**Records supplied**
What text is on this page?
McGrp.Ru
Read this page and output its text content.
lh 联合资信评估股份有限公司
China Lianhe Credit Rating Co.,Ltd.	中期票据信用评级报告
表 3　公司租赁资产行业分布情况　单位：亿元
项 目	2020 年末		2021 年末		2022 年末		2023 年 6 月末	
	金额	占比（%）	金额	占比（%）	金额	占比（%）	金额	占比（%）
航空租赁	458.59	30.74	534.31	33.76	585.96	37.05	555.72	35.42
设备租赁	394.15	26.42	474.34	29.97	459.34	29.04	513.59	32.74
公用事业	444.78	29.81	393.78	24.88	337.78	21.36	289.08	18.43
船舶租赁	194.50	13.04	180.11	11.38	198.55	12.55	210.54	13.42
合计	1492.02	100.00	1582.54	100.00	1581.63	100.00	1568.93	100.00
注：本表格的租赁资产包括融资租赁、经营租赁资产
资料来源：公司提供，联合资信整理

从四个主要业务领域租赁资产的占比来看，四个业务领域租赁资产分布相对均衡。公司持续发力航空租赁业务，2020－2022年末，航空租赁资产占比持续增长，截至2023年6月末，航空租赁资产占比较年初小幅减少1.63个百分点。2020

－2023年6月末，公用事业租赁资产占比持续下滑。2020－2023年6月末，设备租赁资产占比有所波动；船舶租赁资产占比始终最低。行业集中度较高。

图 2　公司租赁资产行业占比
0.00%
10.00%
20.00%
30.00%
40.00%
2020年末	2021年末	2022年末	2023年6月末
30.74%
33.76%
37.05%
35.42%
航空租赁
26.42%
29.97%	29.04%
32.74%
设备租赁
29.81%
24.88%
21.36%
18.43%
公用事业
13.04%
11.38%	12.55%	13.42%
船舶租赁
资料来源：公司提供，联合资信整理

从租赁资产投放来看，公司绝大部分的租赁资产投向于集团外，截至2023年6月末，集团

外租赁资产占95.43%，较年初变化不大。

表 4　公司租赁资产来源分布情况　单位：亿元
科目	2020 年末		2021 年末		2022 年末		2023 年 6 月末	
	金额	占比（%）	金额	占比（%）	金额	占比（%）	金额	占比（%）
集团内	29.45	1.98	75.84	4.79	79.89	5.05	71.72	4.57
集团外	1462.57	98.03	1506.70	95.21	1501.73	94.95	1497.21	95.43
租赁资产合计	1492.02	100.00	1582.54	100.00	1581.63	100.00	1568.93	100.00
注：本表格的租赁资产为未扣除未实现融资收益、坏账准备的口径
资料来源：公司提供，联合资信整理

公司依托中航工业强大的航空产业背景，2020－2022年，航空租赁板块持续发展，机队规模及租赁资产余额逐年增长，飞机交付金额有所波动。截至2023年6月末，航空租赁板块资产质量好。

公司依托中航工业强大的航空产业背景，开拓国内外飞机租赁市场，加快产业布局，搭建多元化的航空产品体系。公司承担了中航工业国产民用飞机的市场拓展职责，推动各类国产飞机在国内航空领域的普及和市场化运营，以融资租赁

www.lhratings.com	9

**Objective**
Give the records above again, word for word.

**Correct response**
What text is on this page?
McGrp.Ru
Read this page and output its text content.
lh 联合资信评估股份有限公司
China Lianhe Credit Rating Co.,Ltd.	中期票据信用评级报告
表 3　公司租赁资产行业分布情况　单位：亿元
项 目	2020 年末		2021 年末		2022 年末		2023 年 6 月末	
	金额	占比（%）	金额	占比（%）	金额	占比（%）	金额	占比（%）
航空租赁	458.59	30.74	534.31	33.76	585.96	37.05	555.72	35.42
设备租赁	394.15	26.42	474.34	29.97	459.34	29.04	513.59	32.74
公用事业	444.78	29.81	393.78	24.88	337.78	21.36	289.08	18.43
船舶租赁	194.50	13.04	180.11	11.38	198.55	12.55	210.54	13.42
合计	1492.02	100.00	1582.54	100.00	1581.63	100.00	1568.93	100.00
注：本表格的租赁资产包括融资租赁、经营租赁资产
资料来源：公司提供，联合资信整理

从四个主要业务领域租赁资产的占比来看，四个业务领域租赁资产分布相对均衡。公司持续发力航空租赁业务，2020－2022年末，航空租赁资产占比持续增长，截至2023年6月末，航空租赁资产占比较年初小幅减少1.63个百分点。2020

－2023年6月末，公用事业租赁资产占比持续下滑。2020－2023年6月末，设备租赁资产占比有所波动；船舶租赁资产占比始终最低。行业集中度较高。

图 2　公司租赁资产行业占比
0.00%
10.00%
20.00%
30.00%
40.00%
2020年末	2021年末	2022年末	2023年6月末
30.74%
33.76%
37.05%
35.42%
航空租赁
26.42%
29.97%	29.04%
32.74%
设备租赁
29.81%
24.88%
21.36%
18.43%
公用事业
13.04%
11.38%	12.55%	13.42%
船舶租赁
资料来源：公司提供，联合资信整理

从租赁资产投放来看，公司绝大部分的租赁资产投向于集团外，截至2023年6月末，集团

外租赁资产占95.43%，较年初变化不大。

表 4　公司租赁资产来源分布情况　单位：亿元
科目	2020 年末		2021 年末		2022 年末		2023 年 6 月末	
	金额	占比（%）	金额	占比（%）	金额	占比（%）	金额	占比（%）
集团内	29.45	1.98	75.84	4.79	79.89	5.05	71.72	4.57
集团外	1462.57	98.03	1506.70	95.21	1501.73	94.95	1497.21	95.43
租赁资产合计	1492.02	100.00	1582.54	100.00	1581.63	100.00	1568.93	100.00
注：本表格的租赁资产为未扣除未实现融资收益、坏账准备的口径
资料来源：公司提供，联合资信整理

公司依托中航工业强大的航空产业背景，2020－2022年，航空租赁板块持续发展，机队规模及租赁资产余额逐年增长，飞机交付金额有所波动。截至2023年6月末，航空租赁板块资产质量好。

公司依托中航工业强大的航空产业背景，开拓国内外飞机租赁市场，加快产业布局，搭建多元化的航空产品体系。公司承担了中航工业国产民用飞机的市场拓展职责，推动各类国产飞机在国内航空领域的普及和市场化运营，以融资租赁

www.lhratings.com	9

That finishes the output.